Task directions:
Your task is to extract every line from the material below exactly.

┄┄┄┄┄┄

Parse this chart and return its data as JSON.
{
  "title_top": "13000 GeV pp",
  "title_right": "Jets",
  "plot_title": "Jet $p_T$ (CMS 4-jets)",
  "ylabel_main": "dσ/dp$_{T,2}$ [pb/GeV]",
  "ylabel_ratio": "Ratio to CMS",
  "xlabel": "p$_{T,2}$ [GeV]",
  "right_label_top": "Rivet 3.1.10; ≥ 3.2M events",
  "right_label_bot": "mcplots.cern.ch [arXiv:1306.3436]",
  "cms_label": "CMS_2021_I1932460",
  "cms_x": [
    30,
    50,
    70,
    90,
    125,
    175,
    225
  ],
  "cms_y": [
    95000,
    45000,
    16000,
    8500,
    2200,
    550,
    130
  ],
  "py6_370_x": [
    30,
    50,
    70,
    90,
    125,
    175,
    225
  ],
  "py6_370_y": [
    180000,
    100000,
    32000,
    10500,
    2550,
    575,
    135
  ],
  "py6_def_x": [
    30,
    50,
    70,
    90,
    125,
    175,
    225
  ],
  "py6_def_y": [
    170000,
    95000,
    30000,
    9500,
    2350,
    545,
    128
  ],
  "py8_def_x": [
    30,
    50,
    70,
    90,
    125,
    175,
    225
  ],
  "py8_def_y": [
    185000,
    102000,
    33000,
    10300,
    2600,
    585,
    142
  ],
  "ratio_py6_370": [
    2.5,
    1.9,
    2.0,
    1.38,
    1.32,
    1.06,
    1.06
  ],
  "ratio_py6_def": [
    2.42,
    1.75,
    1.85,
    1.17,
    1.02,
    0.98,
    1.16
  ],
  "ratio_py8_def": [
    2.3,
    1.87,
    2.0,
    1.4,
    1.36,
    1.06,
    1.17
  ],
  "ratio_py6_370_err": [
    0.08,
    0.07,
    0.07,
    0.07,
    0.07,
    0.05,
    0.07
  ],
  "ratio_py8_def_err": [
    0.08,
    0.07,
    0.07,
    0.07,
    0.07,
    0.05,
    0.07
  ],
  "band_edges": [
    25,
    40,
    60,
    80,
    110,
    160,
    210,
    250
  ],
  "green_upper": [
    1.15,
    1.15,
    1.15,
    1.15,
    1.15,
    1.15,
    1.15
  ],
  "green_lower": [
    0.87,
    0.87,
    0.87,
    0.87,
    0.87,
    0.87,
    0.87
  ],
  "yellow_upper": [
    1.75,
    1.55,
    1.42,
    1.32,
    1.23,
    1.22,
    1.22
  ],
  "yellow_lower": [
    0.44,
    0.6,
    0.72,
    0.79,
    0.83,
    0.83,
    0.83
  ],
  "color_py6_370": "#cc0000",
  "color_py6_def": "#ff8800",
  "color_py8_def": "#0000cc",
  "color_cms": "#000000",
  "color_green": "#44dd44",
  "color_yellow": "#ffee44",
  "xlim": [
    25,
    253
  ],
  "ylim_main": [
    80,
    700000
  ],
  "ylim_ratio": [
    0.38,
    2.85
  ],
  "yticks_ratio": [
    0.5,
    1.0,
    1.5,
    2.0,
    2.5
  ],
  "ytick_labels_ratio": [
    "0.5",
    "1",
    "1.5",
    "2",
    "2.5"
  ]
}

┄┄┄┄┄┄

Task answer:
Parse this chart and return its data as JSON.
{
  "title_top": "13000 GeV pp",
  "title_right": "Jets",
  "plot_title": "Jet $p_T$ (CMS 4-jets)",
  "ylabel_main": "dσ/dp$_{T,2}$ [pb/GeV]",
  "ylabel_ratio": "Ratio to CMS",
  "xlabel": "p$_{T,2}$ [GeV]",
  "right_label_top": "Rivet 3.1.10; ≥ 3.2M events",
  "right_label_bot": "mcplots.cern.ch [arXiv:1306.3436]",
  "cms_label": "CMS_2021_I1932460",
  "cms_x": [
    30,
    50,
    70,
    90,
    125,
    175,
    225
  ],
  "cms_y": [
    95000,
    45000,
    16000,
    8500,
    2200,
    550,
    130
  ],
  "py6_370_x": [
    30,
    50,
    70,
    90,
    125,
    175,
    225
  ],
  "py6_370_y": [
    180000,
    100000,
    32000,
    10500,
    2550,
    575,
    135
  ],
  "py6_def_x": [
    30,
    50,
    70,
    90,
    125,
    175,
    225
  ],
  "py6_def_y": [
    170000,
    95000,
    30000,
    9500,
    2350,
    545,
    128
  ],
  "py8_def_x": [
    30,
    50,
    70,
    90,
    125,
    175,
    225
  ],
  "py8_def_y": [
    185000,
    102000,
    33000,
    10300,
    2600,
    585,
    142
  ],
  "ratio_py6_370": [
    2.5,
    1.9,
    2.0,
    1.38,
    1.32,
    1.06,
    1.06
  ],
  "ratio_py6_def": [
    2.42,
    1.75,
    1.85,
    1.17,
    1.02,
    0.98,
    1.16
  ],
  "ratio_py8_def": [
    2.3,
    1.87,
    2.0,
    1.4,
    1.36,
    1.06,
    1.17
  ],
  "ratio_py6_370_err": [
    0.08,
    0.07,
    0.07,
    0.07,
    0.07,
    0.05,
    0.07
  ],
  "ratio_py8_def_err": [
    0.08,
    0.07,
    0.07,
    0.07,
    0.07,
    0.05,
    0.07
  ],
  "band_edges": [
    25,
    40,
    60,
    80,
    110,
    160,
    210,
    250
  ],
  "green_upper": [
    1.15,
    1.15,
    1.15,
    1.15,
    1.15,
    1.15,
    1.15
  ],
  "green_lower": [
    0.87,
    0.87,
    0.87,
    0.87,
    0.87,
    0.87,
    0.87
  ],
  "yellow_upper": [
    1.75,
    1.55,
    1.42,
    1.32,
    1.23,
    1.22,
    1.22
  ],
  "yellow_lower": [
    0.44,
    0.6,
    0.72,
    0.79,
    0.83,
    0.83,
    0.83
  ],
  "color_py6_370": "#cc0000",
  "color_py6_def": "#ff8800",
  "color_py8_def": "#0000cc",
  "color_cms": "#000000",
  "color_green": "#44dd44",
  "color_yellow": "#ffee44",
  "xlim": [
    25,
    253
  ],
  "ylim_main": [
    80,
    700000
  ],
  "ylim_ratio": [
    0.38,
    2.85
  ],
  "yticks_ratio": [
    0.5,
    1.0,
    1.5,
    2.0,
    2.5
  ],
  "ytick_labels_ratio": [
    "0.5",
    "1",
    "1.5",
    "2",
    "2.5"
  ]
}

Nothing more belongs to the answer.